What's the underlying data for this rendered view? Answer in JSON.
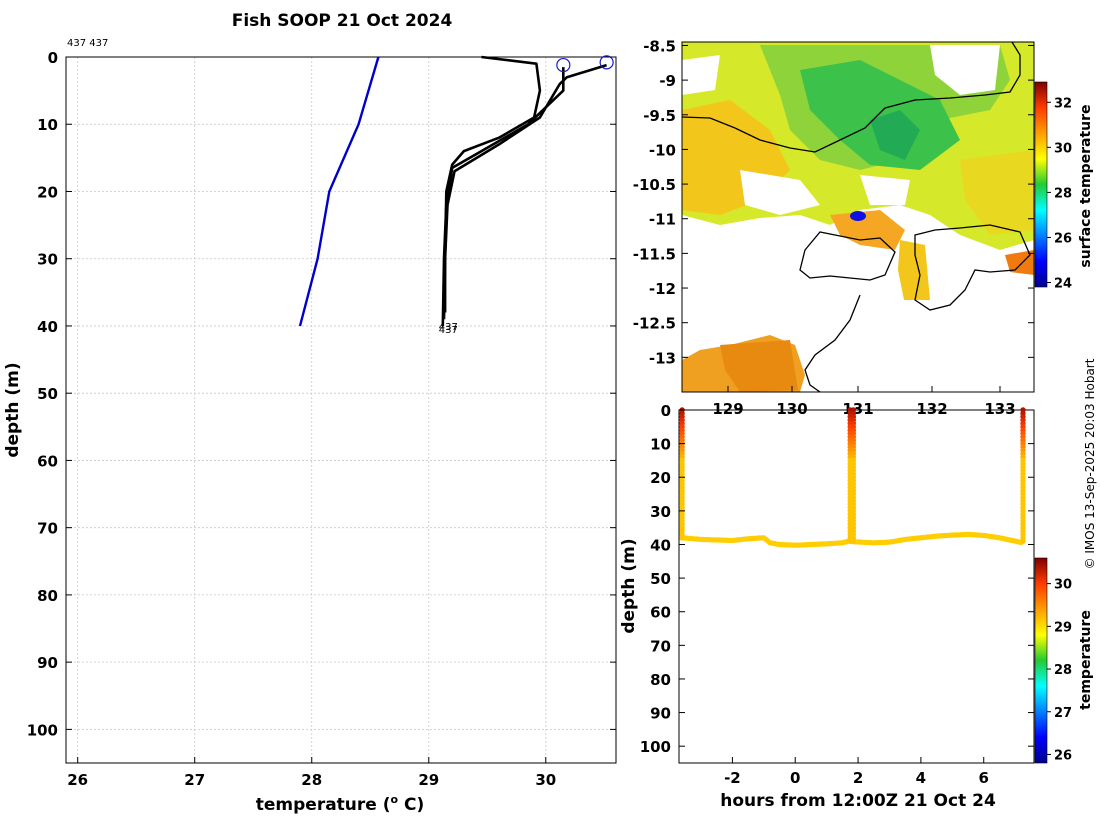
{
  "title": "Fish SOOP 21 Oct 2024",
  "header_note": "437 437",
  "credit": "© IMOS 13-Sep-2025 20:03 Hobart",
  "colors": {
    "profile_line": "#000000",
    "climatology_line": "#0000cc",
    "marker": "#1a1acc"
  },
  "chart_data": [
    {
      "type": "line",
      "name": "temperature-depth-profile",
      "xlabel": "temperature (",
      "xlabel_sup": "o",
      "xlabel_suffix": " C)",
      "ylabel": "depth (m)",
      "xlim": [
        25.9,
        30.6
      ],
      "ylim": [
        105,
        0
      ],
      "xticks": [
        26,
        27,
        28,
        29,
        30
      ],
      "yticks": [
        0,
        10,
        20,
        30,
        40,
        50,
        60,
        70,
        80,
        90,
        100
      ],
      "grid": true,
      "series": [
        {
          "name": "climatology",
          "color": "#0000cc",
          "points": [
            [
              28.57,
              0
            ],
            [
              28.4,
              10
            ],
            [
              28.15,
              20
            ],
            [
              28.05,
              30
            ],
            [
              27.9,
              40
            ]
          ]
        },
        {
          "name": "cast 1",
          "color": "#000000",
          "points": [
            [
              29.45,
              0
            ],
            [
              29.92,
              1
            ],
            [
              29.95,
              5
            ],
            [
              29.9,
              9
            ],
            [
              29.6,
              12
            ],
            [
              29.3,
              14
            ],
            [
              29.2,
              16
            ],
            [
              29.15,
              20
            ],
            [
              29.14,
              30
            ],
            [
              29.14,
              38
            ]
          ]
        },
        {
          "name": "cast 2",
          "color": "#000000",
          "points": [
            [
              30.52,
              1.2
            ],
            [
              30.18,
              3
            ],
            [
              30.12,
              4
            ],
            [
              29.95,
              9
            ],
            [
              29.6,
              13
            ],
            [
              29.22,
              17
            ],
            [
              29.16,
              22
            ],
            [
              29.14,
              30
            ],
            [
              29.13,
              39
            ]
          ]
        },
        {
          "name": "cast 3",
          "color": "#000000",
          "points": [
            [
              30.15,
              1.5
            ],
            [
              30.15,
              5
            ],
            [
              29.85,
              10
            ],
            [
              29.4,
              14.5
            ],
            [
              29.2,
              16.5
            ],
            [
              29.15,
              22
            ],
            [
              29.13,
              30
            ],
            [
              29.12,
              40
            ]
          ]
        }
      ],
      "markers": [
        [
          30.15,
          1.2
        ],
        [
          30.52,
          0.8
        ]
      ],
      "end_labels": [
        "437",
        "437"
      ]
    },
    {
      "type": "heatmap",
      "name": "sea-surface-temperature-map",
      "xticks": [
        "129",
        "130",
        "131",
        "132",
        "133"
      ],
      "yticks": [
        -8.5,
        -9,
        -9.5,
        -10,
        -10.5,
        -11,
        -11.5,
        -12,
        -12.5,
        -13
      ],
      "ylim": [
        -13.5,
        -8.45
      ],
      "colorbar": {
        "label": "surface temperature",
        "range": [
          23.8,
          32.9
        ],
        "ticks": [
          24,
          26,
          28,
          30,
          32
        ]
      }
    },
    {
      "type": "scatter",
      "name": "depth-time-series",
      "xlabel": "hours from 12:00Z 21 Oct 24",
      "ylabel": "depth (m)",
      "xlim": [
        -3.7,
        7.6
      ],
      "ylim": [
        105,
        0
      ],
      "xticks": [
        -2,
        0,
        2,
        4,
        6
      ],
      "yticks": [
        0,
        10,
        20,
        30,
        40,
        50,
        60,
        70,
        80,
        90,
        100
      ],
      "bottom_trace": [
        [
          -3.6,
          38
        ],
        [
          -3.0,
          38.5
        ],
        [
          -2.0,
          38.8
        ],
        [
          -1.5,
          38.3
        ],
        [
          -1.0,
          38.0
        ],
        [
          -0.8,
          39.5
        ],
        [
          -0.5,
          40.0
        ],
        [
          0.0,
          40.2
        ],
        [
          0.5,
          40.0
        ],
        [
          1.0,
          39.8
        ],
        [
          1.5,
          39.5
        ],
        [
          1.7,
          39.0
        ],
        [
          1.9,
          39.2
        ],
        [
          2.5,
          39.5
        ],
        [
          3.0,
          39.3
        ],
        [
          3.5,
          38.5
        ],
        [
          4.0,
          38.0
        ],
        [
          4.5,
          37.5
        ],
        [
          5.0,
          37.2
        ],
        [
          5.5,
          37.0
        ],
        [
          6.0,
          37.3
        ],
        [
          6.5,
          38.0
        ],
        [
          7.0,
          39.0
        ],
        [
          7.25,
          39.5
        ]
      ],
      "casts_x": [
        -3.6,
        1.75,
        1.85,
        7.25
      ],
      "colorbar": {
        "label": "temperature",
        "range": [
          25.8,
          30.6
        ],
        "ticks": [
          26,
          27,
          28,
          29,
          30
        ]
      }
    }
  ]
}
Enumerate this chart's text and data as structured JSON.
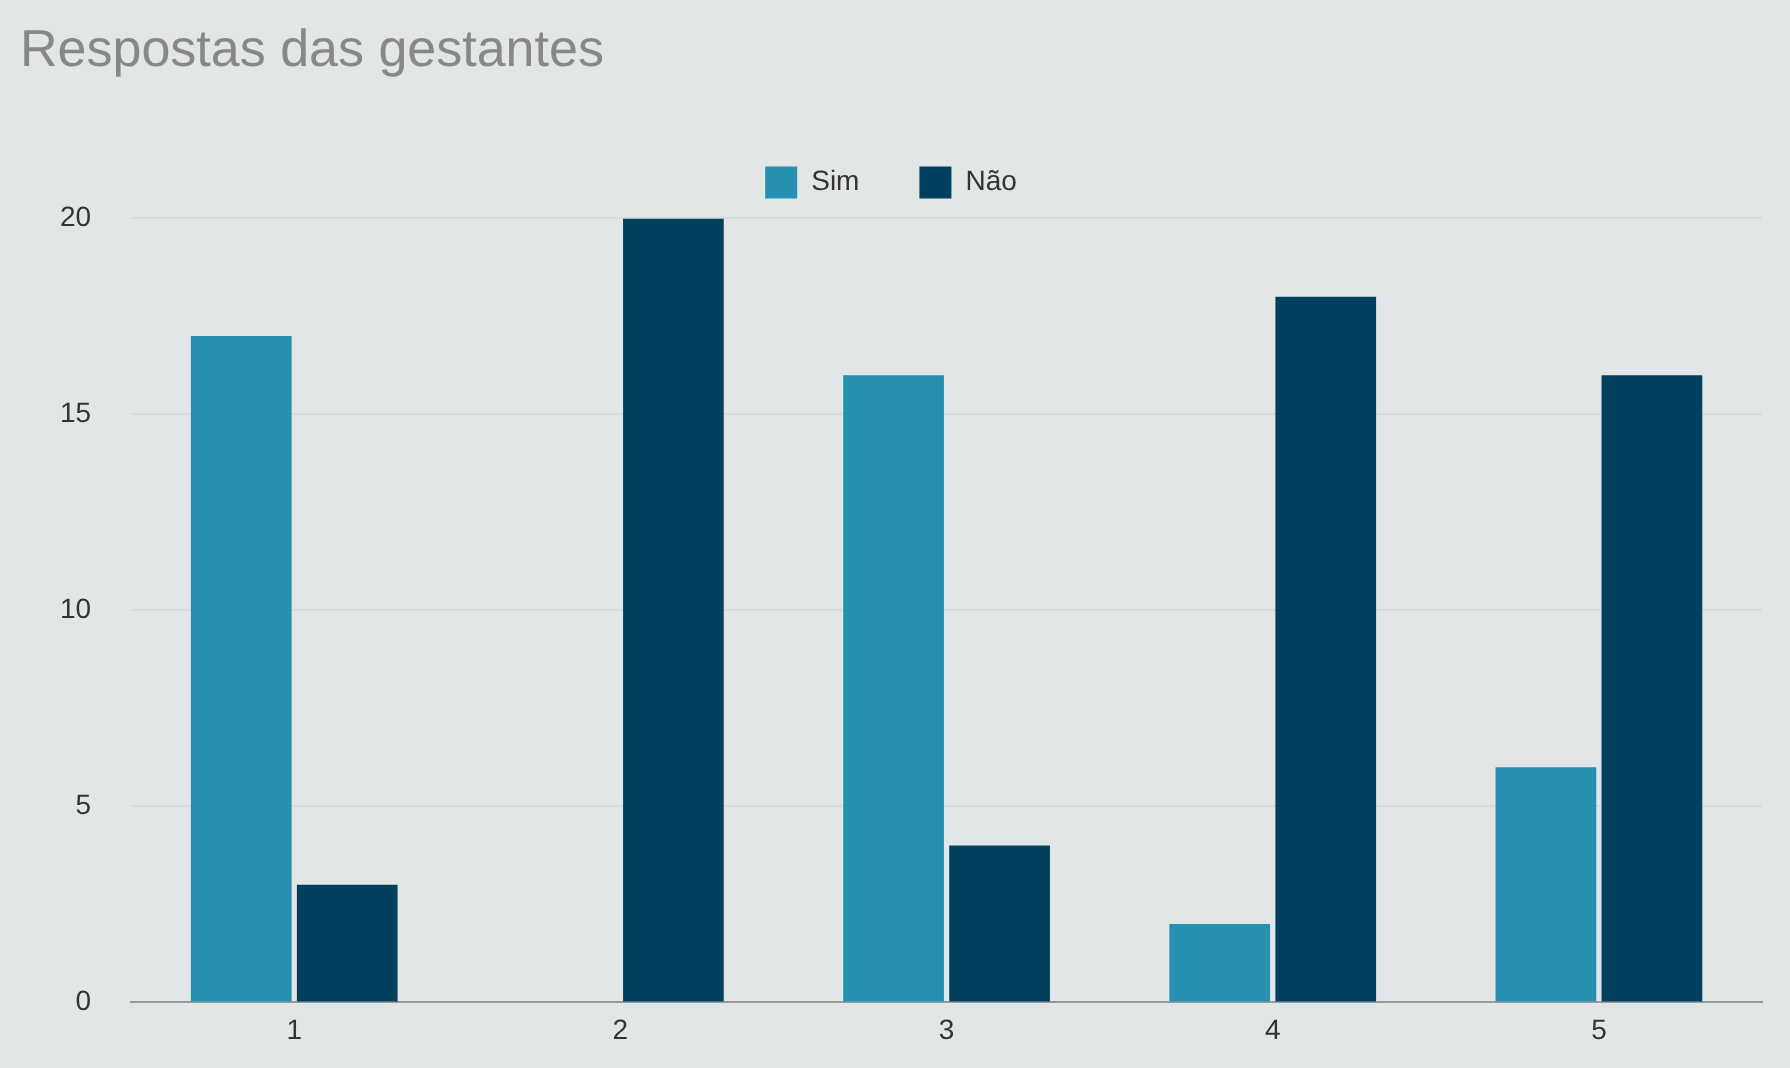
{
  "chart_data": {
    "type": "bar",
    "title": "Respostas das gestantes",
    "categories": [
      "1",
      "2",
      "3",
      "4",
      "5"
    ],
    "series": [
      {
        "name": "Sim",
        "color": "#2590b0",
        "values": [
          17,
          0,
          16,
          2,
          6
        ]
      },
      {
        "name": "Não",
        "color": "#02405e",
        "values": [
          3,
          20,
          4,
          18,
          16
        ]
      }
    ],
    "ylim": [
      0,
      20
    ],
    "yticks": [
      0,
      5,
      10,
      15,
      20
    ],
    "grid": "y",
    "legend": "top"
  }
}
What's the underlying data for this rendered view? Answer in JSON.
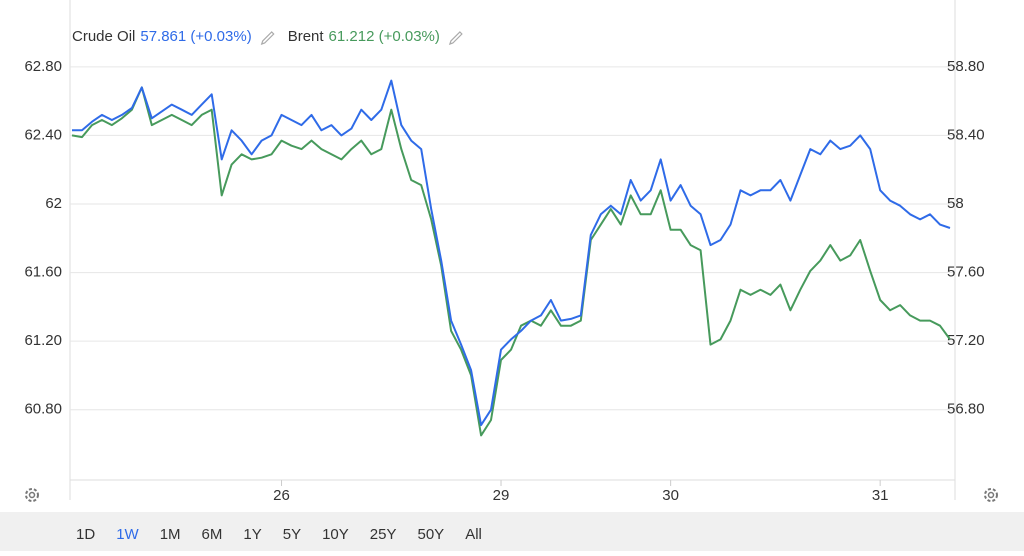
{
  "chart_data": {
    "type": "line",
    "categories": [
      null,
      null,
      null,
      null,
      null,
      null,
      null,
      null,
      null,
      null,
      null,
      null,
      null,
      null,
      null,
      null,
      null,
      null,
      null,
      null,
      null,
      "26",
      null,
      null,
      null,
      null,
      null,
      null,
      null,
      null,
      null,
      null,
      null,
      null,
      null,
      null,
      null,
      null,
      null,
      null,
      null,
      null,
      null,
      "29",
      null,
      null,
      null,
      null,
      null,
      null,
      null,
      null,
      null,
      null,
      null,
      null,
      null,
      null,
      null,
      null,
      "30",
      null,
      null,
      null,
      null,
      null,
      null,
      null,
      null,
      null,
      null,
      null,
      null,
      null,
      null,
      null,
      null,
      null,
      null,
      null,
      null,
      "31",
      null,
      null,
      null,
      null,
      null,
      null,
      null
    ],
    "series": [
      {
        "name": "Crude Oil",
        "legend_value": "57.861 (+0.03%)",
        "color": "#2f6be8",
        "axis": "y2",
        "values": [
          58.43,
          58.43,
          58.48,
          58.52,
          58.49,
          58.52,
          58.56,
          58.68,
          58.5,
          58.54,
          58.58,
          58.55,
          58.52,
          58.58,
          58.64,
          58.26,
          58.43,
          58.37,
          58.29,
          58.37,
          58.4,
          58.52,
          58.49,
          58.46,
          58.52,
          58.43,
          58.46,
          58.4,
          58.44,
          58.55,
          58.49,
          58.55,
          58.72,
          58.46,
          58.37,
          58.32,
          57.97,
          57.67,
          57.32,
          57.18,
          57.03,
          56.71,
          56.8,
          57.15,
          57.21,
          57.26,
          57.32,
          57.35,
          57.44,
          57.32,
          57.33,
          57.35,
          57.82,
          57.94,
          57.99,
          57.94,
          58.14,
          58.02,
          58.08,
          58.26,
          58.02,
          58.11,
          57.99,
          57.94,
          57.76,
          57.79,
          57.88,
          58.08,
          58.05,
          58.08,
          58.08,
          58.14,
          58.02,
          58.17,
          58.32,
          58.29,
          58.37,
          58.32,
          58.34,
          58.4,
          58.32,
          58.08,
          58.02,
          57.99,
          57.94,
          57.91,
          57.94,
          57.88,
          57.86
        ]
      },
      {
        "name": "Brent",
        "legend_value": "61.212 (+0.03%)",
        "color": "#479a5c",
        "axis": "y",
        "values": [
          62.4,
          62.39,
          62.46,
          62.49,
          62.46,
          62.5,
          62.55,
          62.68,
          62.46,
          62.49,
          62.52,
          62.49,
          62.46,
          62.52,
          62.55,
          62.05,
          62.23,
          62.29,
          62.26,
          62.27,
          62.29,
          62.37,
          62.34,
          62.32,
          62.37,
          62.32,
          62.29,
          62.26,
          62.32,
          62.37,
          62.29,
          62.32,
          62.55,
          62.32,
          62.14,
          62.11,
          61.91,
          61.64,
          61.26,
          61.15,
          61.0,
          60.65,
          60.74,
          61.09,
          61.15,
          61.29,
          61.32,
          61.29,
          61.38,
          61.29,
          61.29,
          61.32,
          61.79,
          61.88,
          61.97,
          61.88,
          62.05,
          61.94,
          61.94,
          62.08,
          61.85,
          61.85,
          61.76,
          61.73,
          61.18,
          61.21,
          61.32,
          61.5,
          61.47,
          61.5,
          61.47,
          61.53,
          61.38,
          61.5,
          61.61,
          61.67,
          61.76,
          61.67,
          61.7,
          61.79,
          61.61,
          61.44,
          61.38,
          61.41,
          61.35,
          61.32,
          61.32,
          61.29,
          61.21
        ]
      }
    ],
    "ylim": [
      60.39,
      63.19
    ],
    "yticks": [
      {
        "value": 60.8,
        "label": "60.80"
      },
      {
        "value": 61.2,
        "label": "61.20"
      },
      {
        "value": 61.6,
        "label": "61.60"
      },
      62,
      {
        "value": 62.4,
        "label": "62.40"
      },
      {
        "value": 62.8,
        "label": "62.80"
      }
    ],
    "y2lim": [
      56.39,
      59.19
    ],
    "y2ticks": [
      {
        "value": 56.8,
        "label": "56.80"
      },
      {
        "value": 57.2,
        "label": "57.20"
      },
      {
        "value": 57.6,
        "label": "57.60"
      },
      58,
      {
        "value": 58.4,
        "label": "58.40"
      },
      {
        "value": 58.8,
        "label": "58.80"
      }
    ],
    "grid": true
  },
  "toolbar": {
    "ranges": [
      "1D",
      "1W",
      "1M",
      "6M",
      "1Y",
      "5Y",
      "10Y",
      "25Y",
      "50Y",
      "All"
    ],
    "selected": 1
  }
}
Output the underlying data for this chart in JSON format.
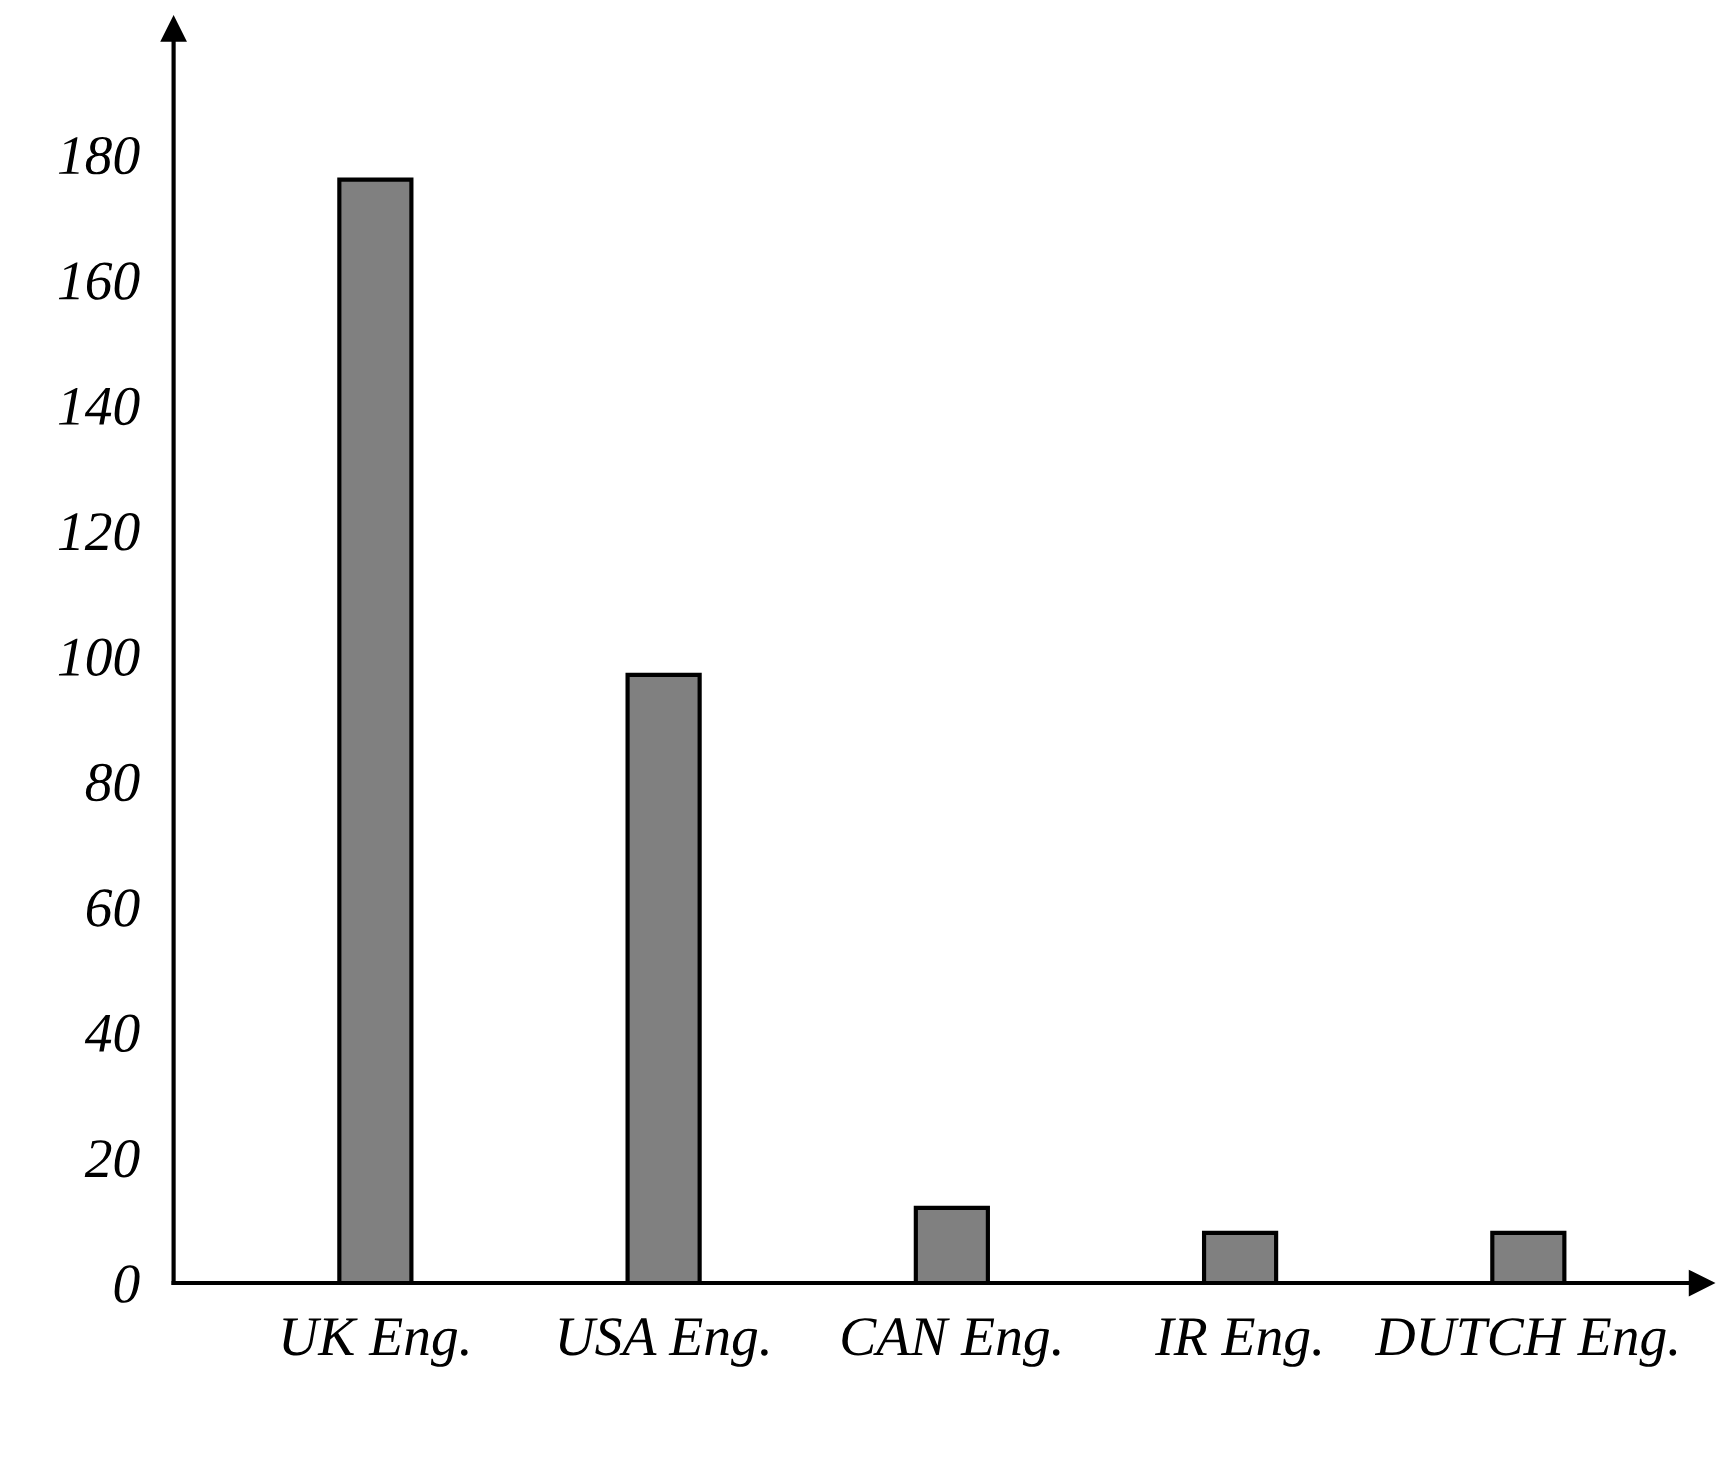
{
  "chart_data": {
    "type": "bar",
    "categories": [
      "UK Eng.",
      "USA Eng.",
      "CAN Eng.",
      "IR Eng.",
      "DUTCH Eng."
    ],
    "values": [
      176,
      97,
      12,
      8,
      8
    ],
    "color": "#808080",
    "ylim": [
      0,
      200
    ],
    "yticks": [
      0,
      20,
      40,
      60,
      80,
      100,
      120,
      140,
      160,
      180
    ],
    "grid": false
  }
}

· · · · · · ·

(Exercise instructions):
Beginning with the line that holds "Output the underlying", extract every line to the end of the material, exactly as it stands, and drop the pictures.

(Result for this exercise):
Output the underlying data for this chart in JSON format.
{
  "chart_data": {
    "type": "bar",
    "categories": [
      "UK Eng.",
      "USA Eng.",
      "CAN Eng.",
      "IR Eng.",
      "DUTCH Eng."
    ],
    "values": [
      176,
      97,
      12,
      8,
      8
    ],
    "color": "#808080",
    "ylim": [
      0,
      200
    ],
    "yticks": [
      0,
      20,
      40,
      60,
      80,
      100,
      120,
      140,
      160,
      180
    ],
    "grid": false
  }
}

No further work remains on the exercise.